» **Task description**
Write out each line in which the string "陇神戎发认为必要时" is present.

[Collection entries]
§

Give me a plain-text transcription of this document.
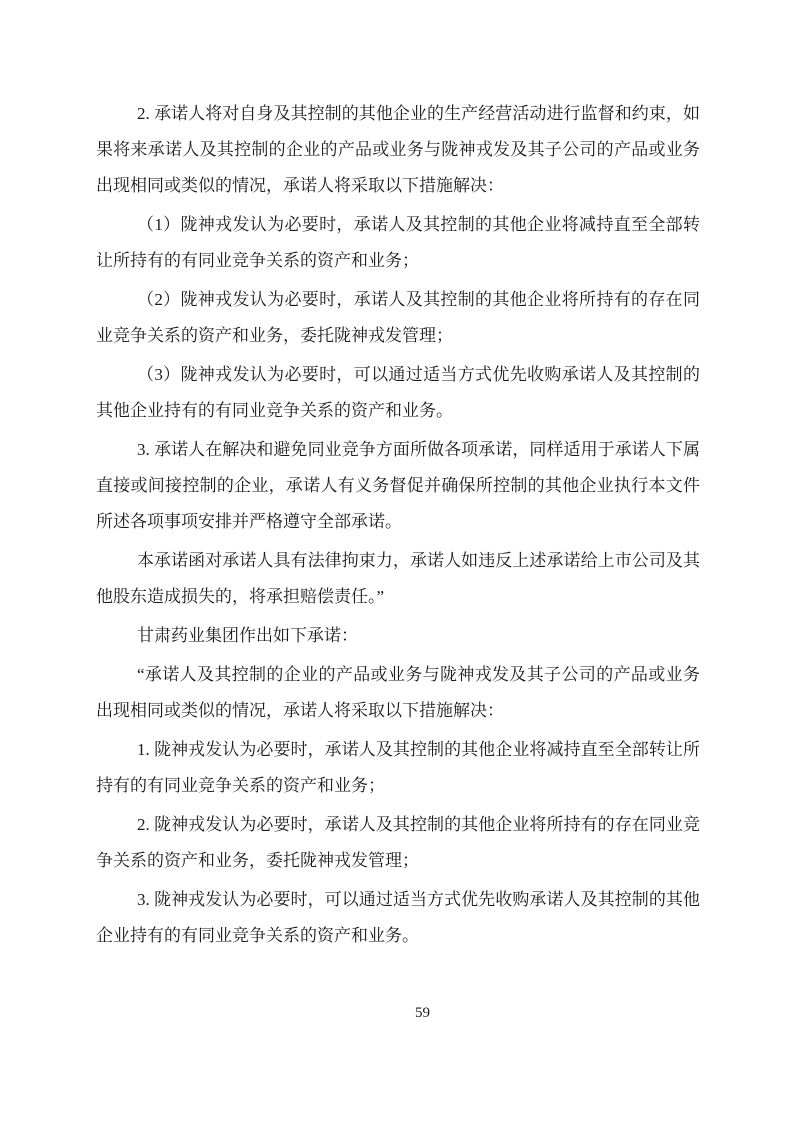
2. 承诺人将对自身及其控制的其他企业的生产经营活动进行监督和约束，如果将来承诺人及其控制的企业的产品或业务与陇神戎发及其子公司的产品或业务出现相同或类似的情况，承诺人将采取以下措施解决：

（1）陇神戎发认为必要时，承诺人及其控制的其他企业将减持直至全部转让所持有的有同业竞争关系的资产和业务；

（2）陇神戎发认为必要时，承诺人及其控制的其他企业将所持有的存在同业竞争关系的资产和业务，委托陇神戎发管理；

（3）陇神戎发认为必要时，可以通过适当方式优先收购承诺人及其控制的其他企业持有的有同业竞争关系的资产和业务。

3. 承诺人在解决和避免同业竞争方面所做各项承诺，同样适用于承诺人下属直接或间接控制的企业，承诺人有义务督促并确保所控制的其他企业执行本文件所述各项事项安排并严格遵守全部承诺。

本承诺函对承诺人具有法律拘束力，承诺人如违反上述承诺给上市公司及其他股东造成损失的，将承担赔偿责任。”

甘肃药业集团作出如下承诺：

“承诺人及其控制的企业的产品或业务与陇神戎发及其子公司的产品或业务出现相同或类似的情况，承诺人将采取以下措施解决：

1. 陇神戎发认为必要时，承诺人及其控制的其他企业将减持直至全部转让所持有的有同业竞争关系的资产和业务；

2. 陇神戎发认为必要时，承诺人及其控制的其他企业将所持有的存在同业竞争关系的资产和业务，委托陇神戎发管理；

3. 陇神戎发认为必要时，可以通过适当方式优先收购承诺人及其控制的其他企业持有的有同业竞争关系的资产和业务。

59
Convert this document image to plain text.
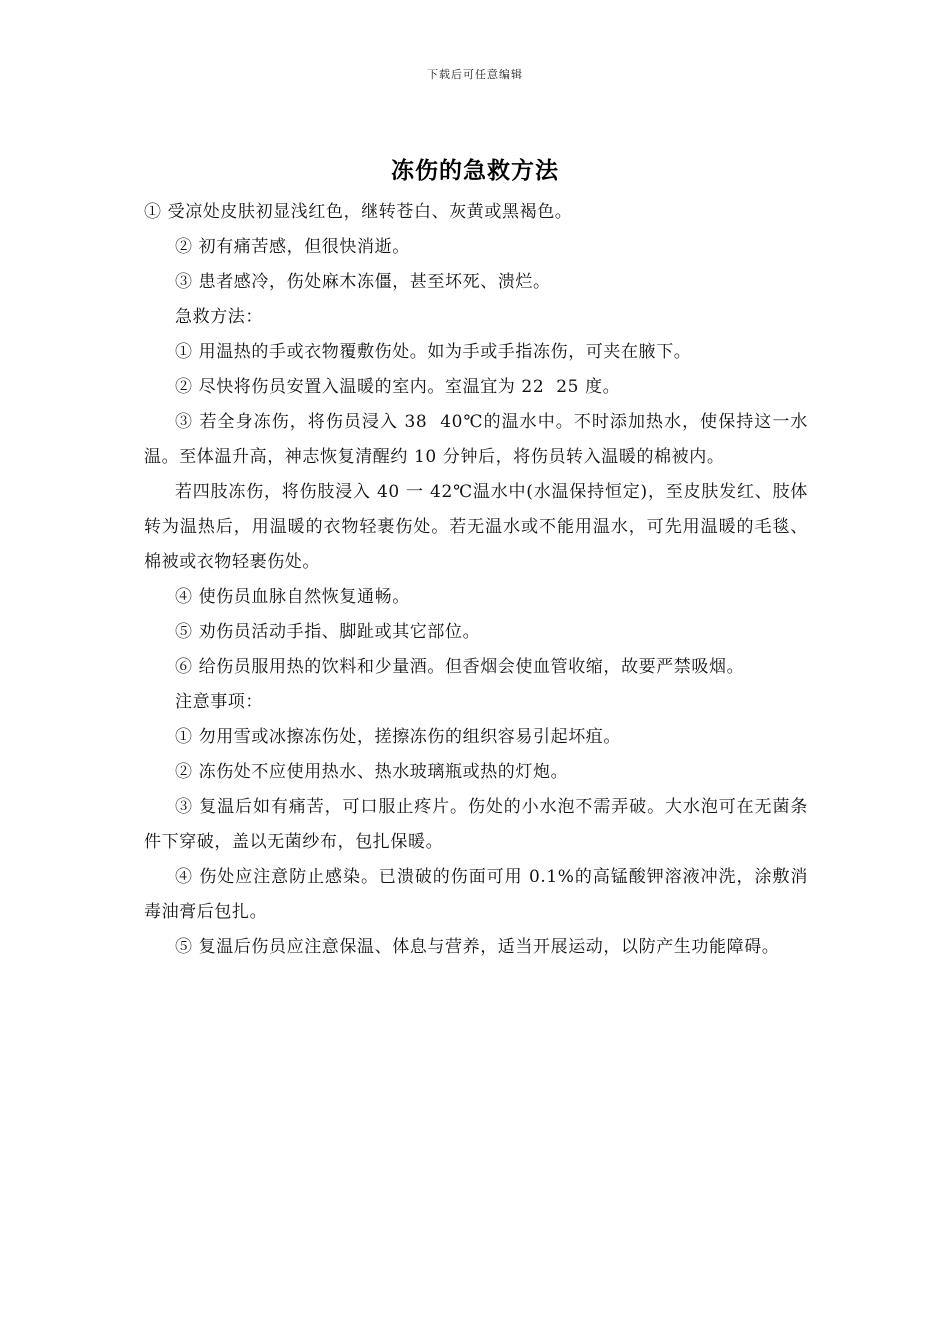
下载后可任意编辑
冻伤的急救方法

① 受凉处皮肤初显浅红色，继转苍白、灰黄或黑褐色。

② 初有痛苦感，但很快消逝。

③ 患者感冷，伤处麻木冻僵，甚至坏死、溃烂。

急救方法：

① 用温热的手或衣物覆敷伤处。如为手或手指冻伤，可夹在腋下。

② 尽快将伤员安置入温暖的室内。室温宜为 22  25 度。

③ 若全身冻伤，将伤员浸入 38  40℃的温水中。不时添加热水，使保持这一水温。至体温升高，神志恢复清醒约 10 分钟后，将伤员转入温暖的棉被内。

若四肢冻伤，将伤肢浸入 40 一 42℃温水中(水温保持恒定)，至皮肤发红、肢体转为温热后，用温暖的衣物轻裹伤处。若无温水或不能用温水，可先用温暖的毛毯、棉被或衣物轻裹伤处。

④ 使伤员血脉自然恢复通畅。

⑤ 劝伤员活动手指、脚趾或其它部位。

⑥ 给伤员服用热的饮料和少量酒。但香烟会使血管收缩，故要严禁吸烟。

注意事项：

① 勿用雪或冰擦冻伤处，搓擦冻伤的组织容易引起坏疽。

② 冻伤处不应使用热水、热水玻璃瓶或热的灯炮。

③ 复温后如有痛苦，可口服止疼片。伤处的小水泡不需弄破。大水泡可在无菌条件下穿破，盖以无菌纱布，包扎保暖。

④ 伤处应注意防止感染。已溃破的伤面可用 0.1%的高锰酸钾溶液冲洗，涂敷消毒油膏后包扎。

⑤ 复温后伤员应注意保温、体息与营养，适当开展运动，以防产生功能障碍。
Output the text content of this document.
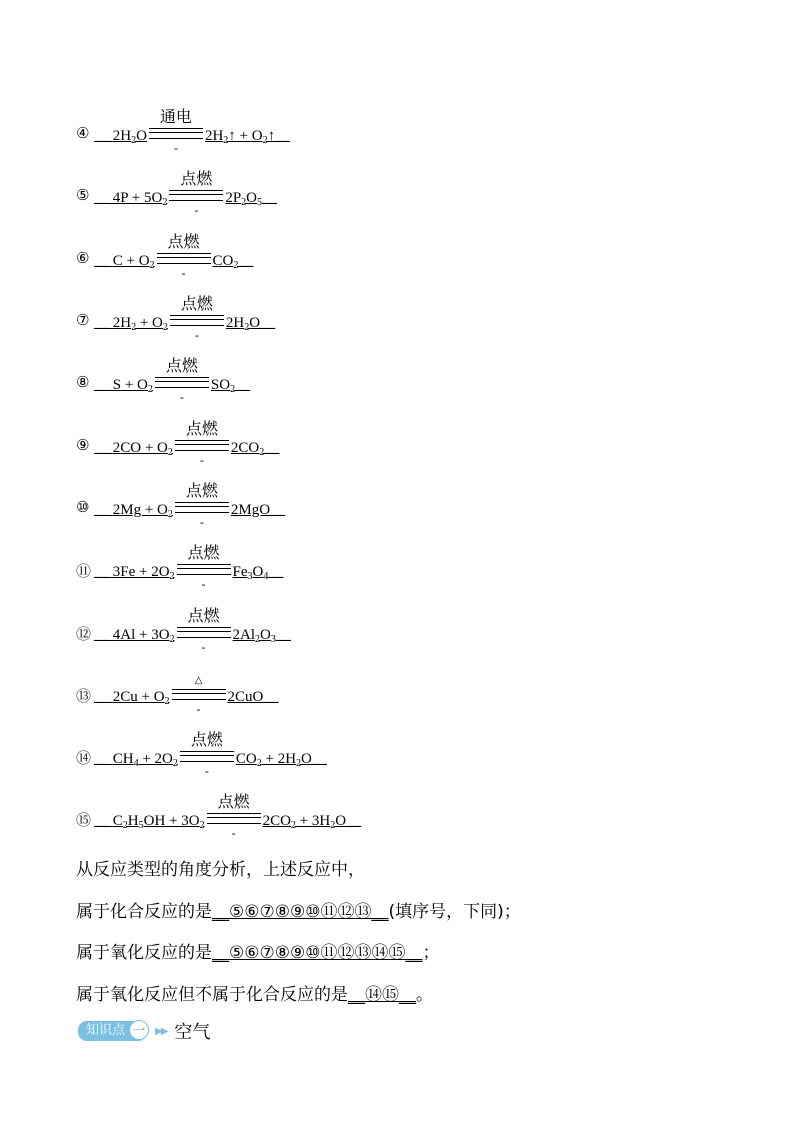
④ __ $2H_2O$
通电
-
$2H_2↑$ + $O_2↑\_\_$
⑤ __ $4P + 5O_2$
点燃
-
$2P_2O_5\_\_$
⑥ __ $C + O_2$
点燃
-
$CO_2\_\_$
⑦ __ $2H_2 + O_2$
点燃
-
$2H_2O\_\_$
⑧ __ $S + O_2$
点燃
-
$SO_2\_\_$
⑨ __ $2CO + O_2$
点燃
-
$2CO_2\_\_$
⑩ __ $2Mg + O_2$
点燃
-
2MgO__
⑪ __ $3Fe + 2O_2$
点燃
-
$Fe_3O_4\_\_$
⑫ __ $4Al + 3O_2$
点燃
-
$2Al_2O_3\_\_$
⑬ __ $2Cu + O_2$
△
-
2CuO__
⑭ __ $CH_4 + 2O_2$
点燃
-
$CO_2$ + $2H_2O\_\_$
⑮ __ $C_2H_5OH + 3O_2$
点燃
-
$2CO_2$ + $3H_2O\_\_$
从反应类型的角度分析，上述反应中，
属于化合反应的是__⑤⑥⑦⑧⑨⑩⑪⑫⑬__(填序号，下同)；
属于氧化反应的是__⑤⑥⑦⑧⑨⑩⑪⑫⑬⑭⑮__；
属于氧化反应但不属于化合反应的是__⑭⑮__。
知识点 一	▶▶ 空气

§

» **Output**
（1）陇神戎发认为必要时，承诺人及其控制的其他企业将减持直至全部转让所持有的有同业竞争关系的资产和业务；
（2）陇神戎发认为必要时，承诺人及其控制的其他企业将所持有的存在同业竞争关系的资产和业务，委托陇神戎发管理；
（3）陇神戎发认为必要时，可以通过适当方式优先收购承诺人及其控制的其他企业持有的有同业竞争关系的资产和业务。
1. 陇神戎发认为必要时，承诺人及其控制的其他企业将减持直至全部转让所持有的有同业竞争关系的资产和业务；
2. 陇神戎发认为必要时，承诺人及其控制的其他企业将所持有的存在同业竞争关系的资产和业务，委托陇神戎发管理；
3. 陇神戎发认为必要时，可以通过适当方式优先收购承诺人及其控制的其他企业持有的有同业竞争关系的资产和业务。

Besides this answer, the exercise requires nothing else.